__Exercise aim__.
Every record should be copied exactly, except that pictures are to be omitted.

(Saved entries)
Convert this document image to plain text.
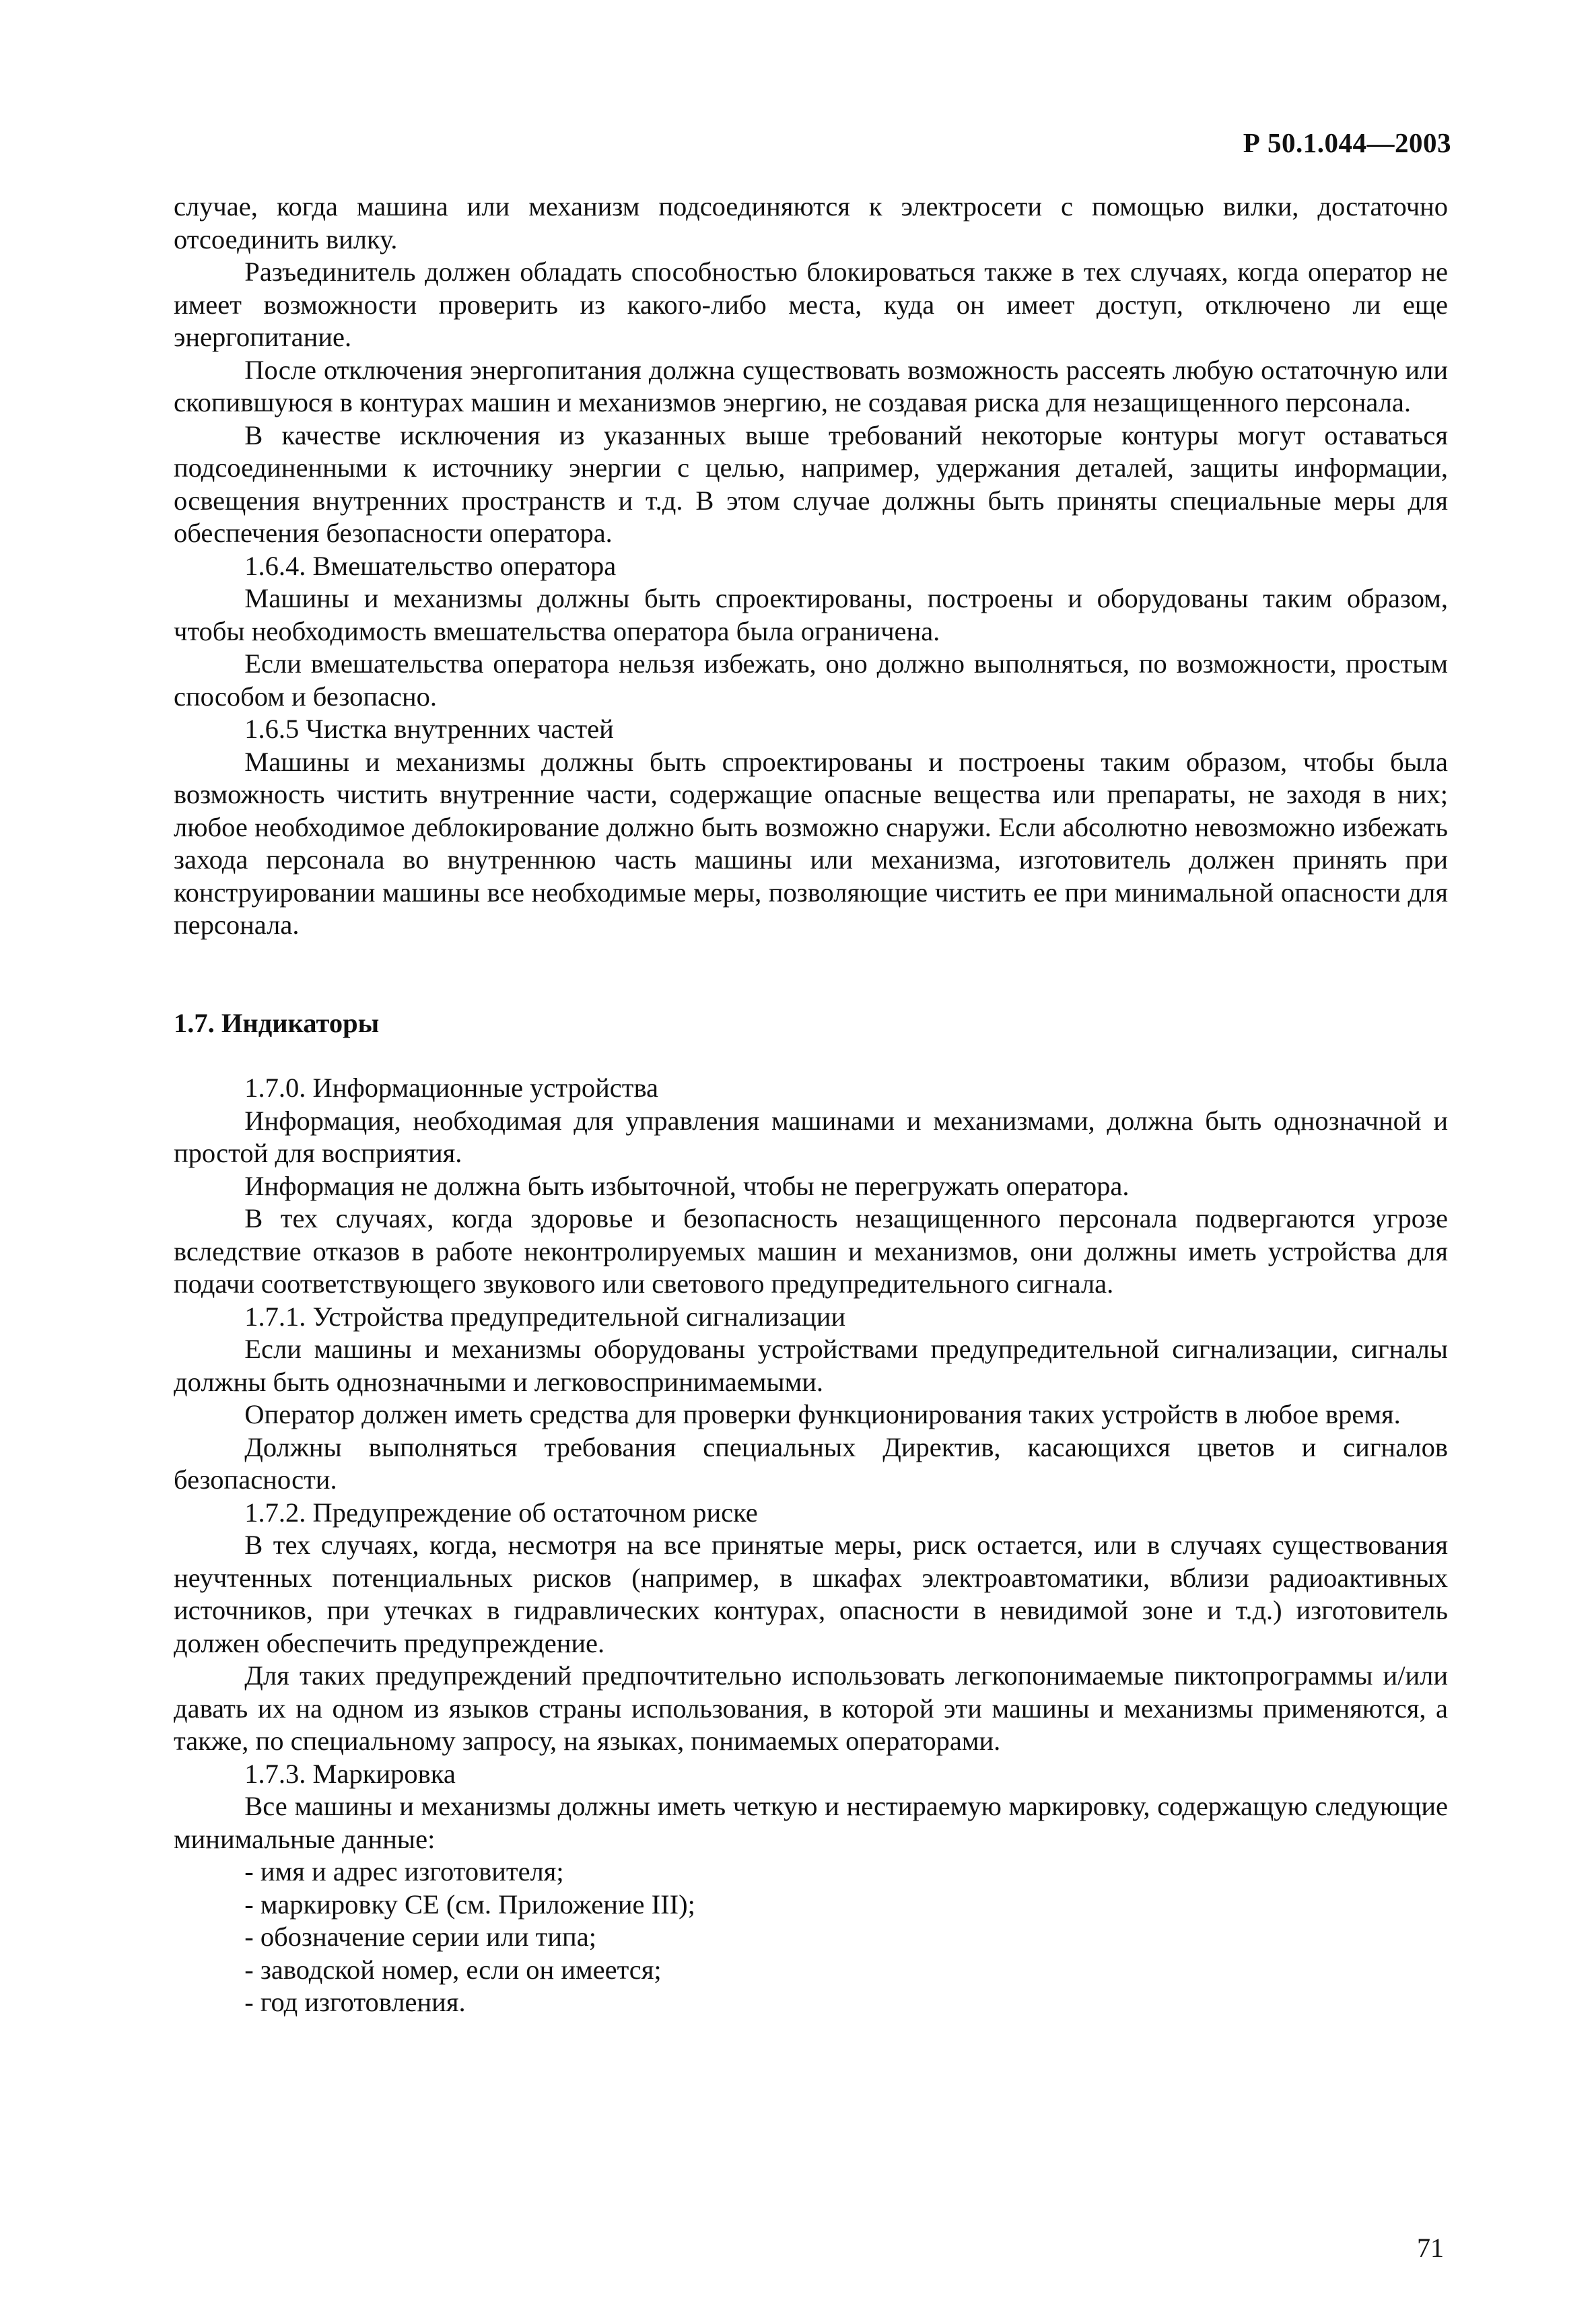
Р 50.1.044—2003

случае, когда машина или механизм подсоединяются к электросети с помощью вилки, достаточно отсоединить вилку.

Разъединитель должен обладать способностью блокироваться также в тех случаях, когда оператор не имеет возможности проверить из какого-либо места, куда он имеет доступ, отключено ли еще энергопитание.

После отключения энергопитания должна существовать возможность рассеять любую остаточную или скопившуюся в контурах машин и механизмов энергию, не создавая риска для незащищенного персонала.

В качестве исключения из указанных выше требований некоторые контуры могут оставаться подсоединенными к источнику энергии с целью, например, удержания деталей, защиты информации, освещения внутренних пространств и т.д. В этом случае должны быть приняты специальные меры для обеспечения безопасности оператора.

1.6.4. Вмешательство оператора

Машины и механизмы должны быть спроектированы, построены и оборудованы таким образом, чтобы необходимость вмешательства оператора была ограничена.

Если вмешательства оператора нельзя избежать, оно должно выполняться, по возможности, простым способом и безопасно.

1.6.5 Чистка внутренних частей

Машины и механизмы должны быть спроектированы и построены таким образом, чтобы была возможность чистить внутренние части, содержащие опасные вещества или препараты, не заходя в них; любое необходимое деблокирование должно быть возможно снаружи. Если абсолютно невозможно избежать захода персонала во внутреннюю часть машины или механизма, изготовитель должен принять при конструировании машины все необходимые меры, позволяющие чистить ее при минимальной опасности для персонала.

1.7. Индикаторы

1.7.0. Информационные устройства

Информация, необходимая для управления машинами и механизмами, должна быть однозначной и простой для восприятия.

Информация не должна быть избыточной, чтобы не перегружать оператора.

В тех случаях, когда здоровье и безопасность незащищенного персонала подвергаются угрозе вследствие отказов в работе неконтролируемых машин и механизмов, они должны иметь устройства для подачи соответствующего звукового или светового предупредительного сигнала.

1.7.1. Устройства предупредительной сигнализации

Если машины и механизмы оборудованы устройствами предупредительной сигнализации, сигналы должны быть однозначными и легковоспринимаемыми.

Оператор должен иметь средства для проверки функционирования таких устройств в любое время.

Должны выполняться требования специальных Директив, касающихся цветов и сигналов безопасности.

1.7.2. Предупреждение об остаточном риске

В тех случаях, когда, несмотря на все принятые меры, риск остается, или в случаях существования неучтенных потенциальных рисков (например, в шкафах электроавтоматики, вблизи радиоактивных источников, при утечках в гидравлических контурах, опасности в невидимой зоне и т.д.) изготовитель должен обеспечить предупреждение.

Для таких предупреждений предпочтительно использовать легкопонимаемые пиктопрограммы и/или давать их на одном из языков страны использования, в которой эти машины и механизмы применяются, а также, по специальному запросу, на языках, понимаемых операторами.

1.7.3. Маркировка

Все машины и механизмы должны иметь четкую и нестираемую маркировку, содержащую следующие минимальные данные:

- имя и адрес изготовителя;

- маркировку СЕ (см. Приложение III);

- обозначение серии или типа;

- заводской номер, если он имеется;

- год изготовления.

71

__Exercise answer__.
Convert this document image to plain text.
Р 50.1.044—2003

случае, когда машина или механизм подсоединяются к электросети с помощью вилки, достаточно отсоединить вилку.

Разъединитель должен обладать способностью блокироваться также в тех случаях, когда оператор не имеет возможности проверить из какого-либо места, куда он имеет доступ, отключено ли еще энергопитание.

После отключения энергопитания должна существовать возможность рассеять любую остаточную или скопившуюся в контурах машин и механизмов энергию, не создавая риска для незащищенного персонала.

В качестве исключения из указанных выше требований некоторые контуры могут оставаться подсоединенными к источнику энергии с целью, например, удержания деталей, защиты информации, освещения внутренних пространств и т.д. В этом случае должны быть приняты специальные меры для обеспечения безопасности оператора.

1.6.4. Вмешательство оператора

Машины и механизмы должны быть спроектированы, построены и оборудованы таким образом, чтобы необходимость вмешательства оператора была ограничена.

Если вмешательства оператора нельзя избежать, оно должно выполняться, по возможности, простым способом и безопасно.

1.6.5 Чистка внутренних частей

Машины и механизмы должны быть спроектированы и построены таким образом, чтобы была возможность чистить внутренние части, содержащие опасные вещества или препараты, не заходя в них; любое необходимое деблокирование должно быть возможно снаружи. Если абсолютно невозможно избежать захода персонала во внутреннюю часть машины или механизма, изготовитель должен принять при конструировании машины все необходимые меры, позволяющие чистить ее при минимальной опасности для персонала.

1.7. Индикаторы

1.7.0. Информационные устройства

Информация, необходимая для управления машинами и механизмами, должна быть однозначной и простой для восприятия.

Информация не должна быть избыточной, чтобы не перегружать оператора.

В тех случаях, когда здоровье и безопасность незащищенного персонала подвергаются угрозе вследствие отказов в работе неконтролируемых машин и механизмов, они должны иметь устройства для подачи соответствующего звукового или светового предупредительного сигнала.

1.7.1. Устройства предупредительной сигнализации

Если машины и механизмы оборудованы устройствами предупредительной сигнализации, сигналы должны быть однозначными и легковоспринимаемыми.

Оператор должен иметь средства для проверки функционирования таких устройств в любое время.

Должны выполняться требования специальных Директив, касающихся цветов и сигналов безопасности.

1.7.2. Предупреждение об остаточном риске

В тех случаях, когда, несмотря на все принятые меры, риск остается, или в случаях существования неучтенных потенциальных рисков (например, в шкафах электроавтоматики, вблизи радиоактивных источников, при утечках в гидравлических контурах, опасности в невидимой зоне и т.д.) изготовитель должен обеспечить предупреждение.

Для таких предупреждений предпочтительно использовать легкопонимаемые пиктопрограммы и/или давать их на одном из языков страны использования, в которой эти машины и механизмы применяются, а также, по специальному запросу, на языках, понимаемых операторами.

1.7.3. Маркировка

Все машины и механизмы должны иметь четкую и нестираемую маркировку, содержащую следующие минимальные данные:

- имя и адрес изготовителя;

- маркировку СЕ (см. Приложение III);

- обозначение серии или типа;

- заводской номер, если он имеется;

- год изготовления.

71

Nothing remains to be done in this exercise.